Excerpted passage =
*-*-*

# Using Numbeo



## gringotim (Jan 5, 2011)

I had never heard of Numbeo until someone asked a question on the Mexico forum, so I have done a bit of investigating, and from what I can see, it might be used more by people from European countries than those from North America. So thinking there might be a few reading on the Canada forum who have heard about it, just hope you don't use the data on there when it comes to deciding where to live or not live, and definitely don't take the data on there tooo seriously. From what I can tell, based on looking at places I have been and know about, it's not that accurate. The problem is, it 's a crap shoot as to what is or isn't close to be being correct, mainly because all the data is based on how people like you and me answer the questions, and who have no obligation to express the truth. For example, Prices are based on what someone paid for something, but did they buy at a store like WalMart or a store that charges 25-50% more, from what I could tell, a lot of food and clothing was from the more expensive stores. Crime stats are based on what someone knows, but if they have never been a victim, never watch the news, or read the paper, they might say crime is low, when in fact it is higher than they believe. If they don't drive during peak hours, they may say traffic is fine. You also have to look at how many people have actually contributed to the specific category you are looking at and when the last time was, the info could be by one person and /or may be months if not years since the last update. Numbeo is no different than say Tripadvisor, info is based on what people say, and should be taken with a BIG grain of salt.


----------



## gringotim (Jan 5, 2011)

Geraham said:


> What do you mean by "in fact" ? ..


Most people would know what I mean, if you don't, then I can't help you


----------



## colchar (Oct 25, 2011)

dodol said:


> Even a thesis research is always "assuming" a.k.a hypothesis even their data is a primary data.



What


----------



## colchar (Oct 25, 2011)

gringotim said:


> Most people would know what I mean, if you don't, then I can't help you



I get what you mean - that a person's perception of crime rates based on personal experience does not necessarily correlate to actual crime stats. And that is perfectly true.


----------



## Dinosaur (Mar 28, 2014)

So, is there something better than Numbeo we can use, does someone maybe know?


----------



## colchar (Oct 25, 2011)

Dinosaur said:


> So, is there something better than Numbeo we can use, does someone maybe know?



Yes, official sources from government agencies (ie. RCMP, Statistics Canada, local police force statistics, etc.).


----------



## Helrig50 (Sep 7, 2011)

*-*-*

Region and label listings =

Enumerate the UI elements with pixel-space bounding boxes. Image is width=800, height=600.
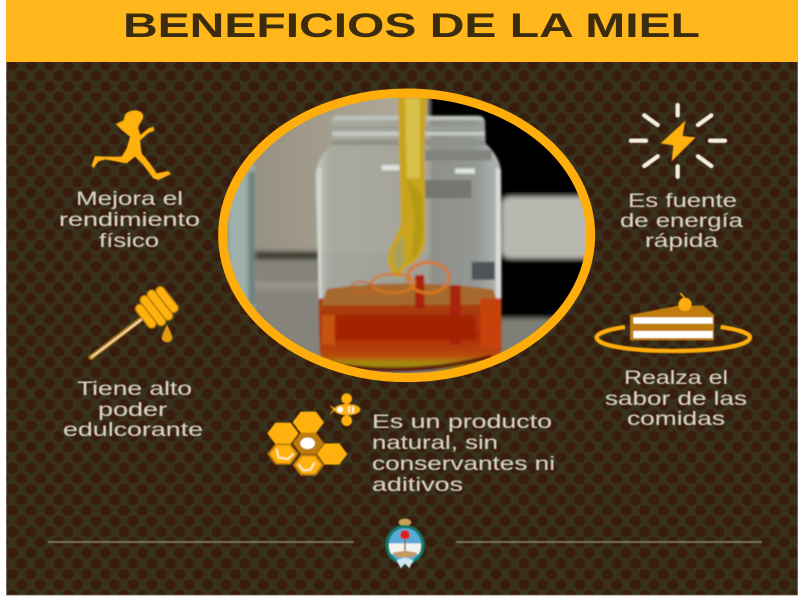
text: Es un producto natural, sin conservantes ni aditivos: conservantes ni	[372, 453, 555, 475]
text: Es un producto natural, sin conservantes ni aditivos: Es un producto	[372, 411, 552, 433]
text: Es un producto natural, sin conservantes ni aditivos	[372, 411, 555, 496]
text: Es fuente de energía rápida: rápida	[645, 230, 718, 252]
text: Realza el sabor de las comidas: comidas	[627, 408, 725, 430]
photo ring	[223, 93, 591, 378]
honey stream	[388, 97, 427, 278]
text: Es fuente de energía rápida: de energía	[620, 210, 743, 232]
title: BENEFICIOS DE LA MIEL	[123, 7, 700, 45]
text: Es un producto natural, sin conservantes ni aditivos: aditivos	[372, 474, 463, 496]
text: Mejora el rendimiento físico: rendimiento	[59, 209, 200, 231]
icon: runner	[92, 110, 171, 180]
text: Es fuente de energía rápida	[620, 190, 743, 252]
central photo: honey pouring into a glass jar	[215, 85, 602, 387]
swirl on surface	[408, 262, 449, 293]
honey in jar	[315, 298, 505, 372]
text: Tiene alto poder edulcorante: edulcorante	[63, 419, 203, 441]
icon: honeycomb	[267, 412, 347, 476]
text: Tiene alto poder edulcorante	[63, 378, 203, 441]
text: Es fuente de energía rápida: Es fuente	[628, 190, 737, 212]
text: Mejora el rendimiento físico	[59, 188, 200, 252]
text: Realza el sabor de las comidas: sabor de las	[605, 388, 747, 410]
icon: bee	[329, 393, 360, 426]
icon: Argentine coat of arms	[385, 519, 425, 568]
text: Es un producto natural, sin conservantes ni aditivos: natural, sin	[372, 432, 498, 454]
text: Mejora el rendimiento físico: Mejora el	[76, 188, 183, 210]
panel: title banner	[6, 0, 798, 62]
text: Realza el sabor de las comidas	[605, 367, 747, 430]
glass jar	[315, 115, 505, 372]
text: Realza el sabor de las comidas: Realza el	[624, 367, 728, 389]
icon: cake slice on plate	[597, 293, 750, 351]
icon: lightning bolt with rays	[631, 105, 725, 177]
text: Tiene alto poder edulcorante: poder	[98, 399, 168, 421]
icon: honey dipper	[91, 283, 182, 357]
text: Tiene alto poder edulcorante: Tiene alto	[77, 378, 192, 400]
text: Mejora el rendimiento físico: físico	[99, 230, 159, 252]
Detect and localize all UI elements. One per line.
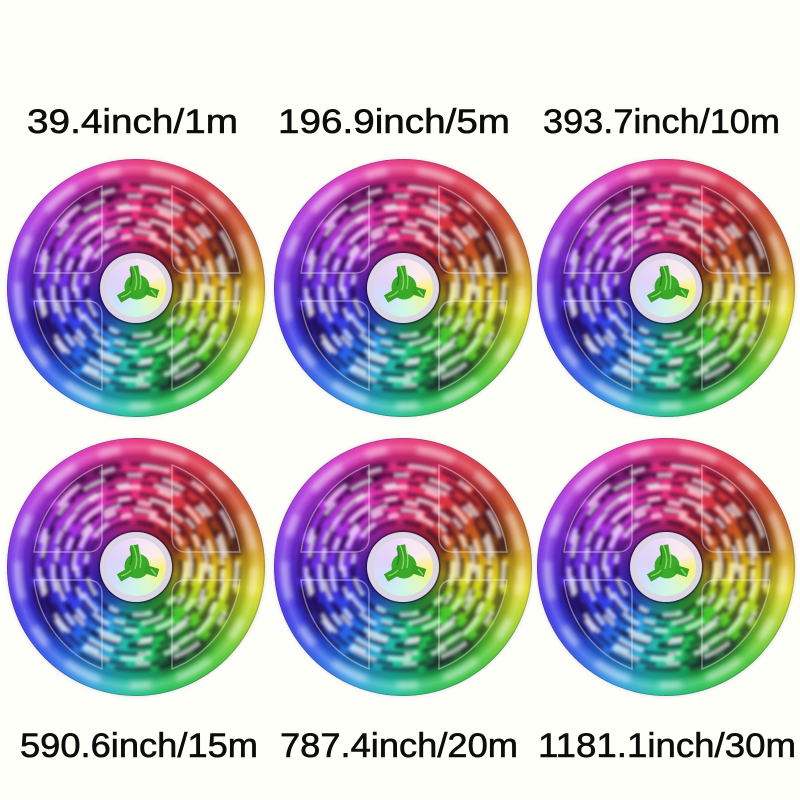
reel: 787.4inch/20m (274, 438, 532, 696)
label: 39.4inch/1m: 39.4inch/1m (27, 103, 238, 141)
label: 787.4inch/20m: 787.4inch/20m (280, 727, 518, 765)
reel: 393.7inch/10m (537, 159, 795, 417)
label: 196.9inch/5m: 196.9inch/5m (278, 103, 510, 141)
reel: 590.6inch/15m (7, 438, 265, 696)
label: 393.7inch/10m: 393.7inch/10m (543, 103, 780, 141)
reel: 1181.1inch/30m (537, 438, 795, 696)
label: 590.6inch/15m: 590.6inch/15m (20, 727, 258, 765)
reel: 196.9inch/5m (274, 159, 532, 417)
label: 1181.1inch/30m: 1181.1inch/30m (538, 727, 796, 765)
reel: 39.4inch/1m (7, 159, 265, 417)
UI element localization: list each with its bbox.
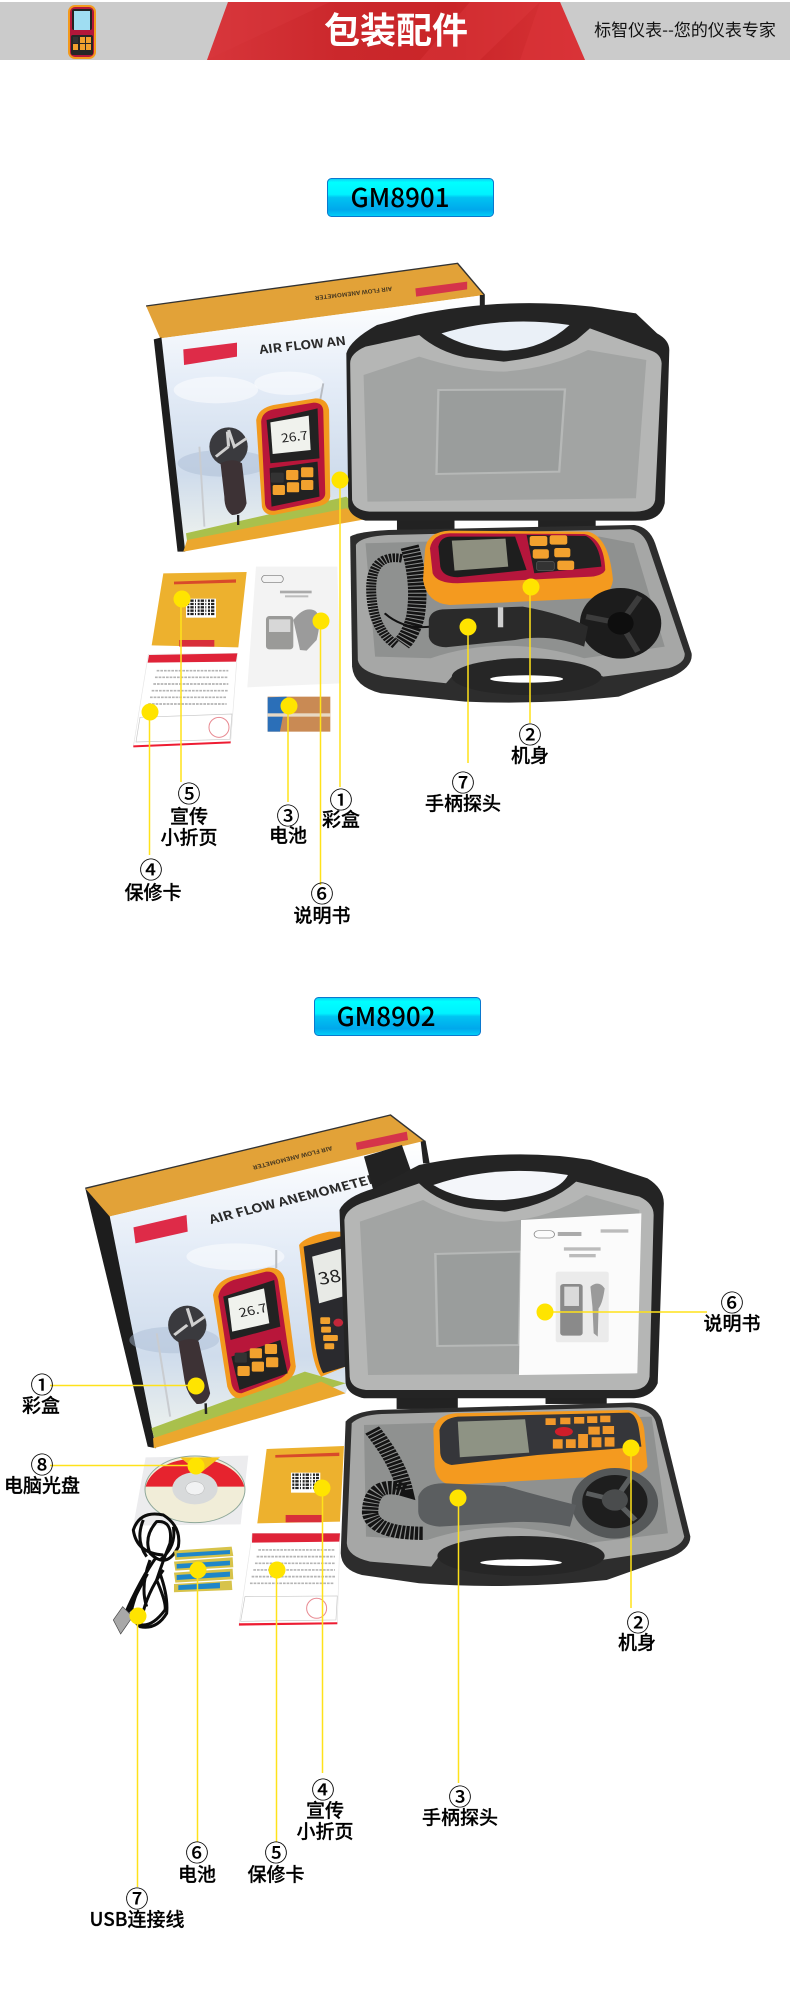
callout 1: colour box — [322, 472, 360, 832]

*-*-*

The request = Reproduce the Numbeo forum thread word for word from "I get what you" to "is perfectly true.".

Answer for the task =
I get what you mean - that a person's perception of crime rates based on personal experience does not necessarily correlate to actual crime stats. And that is perfectly true.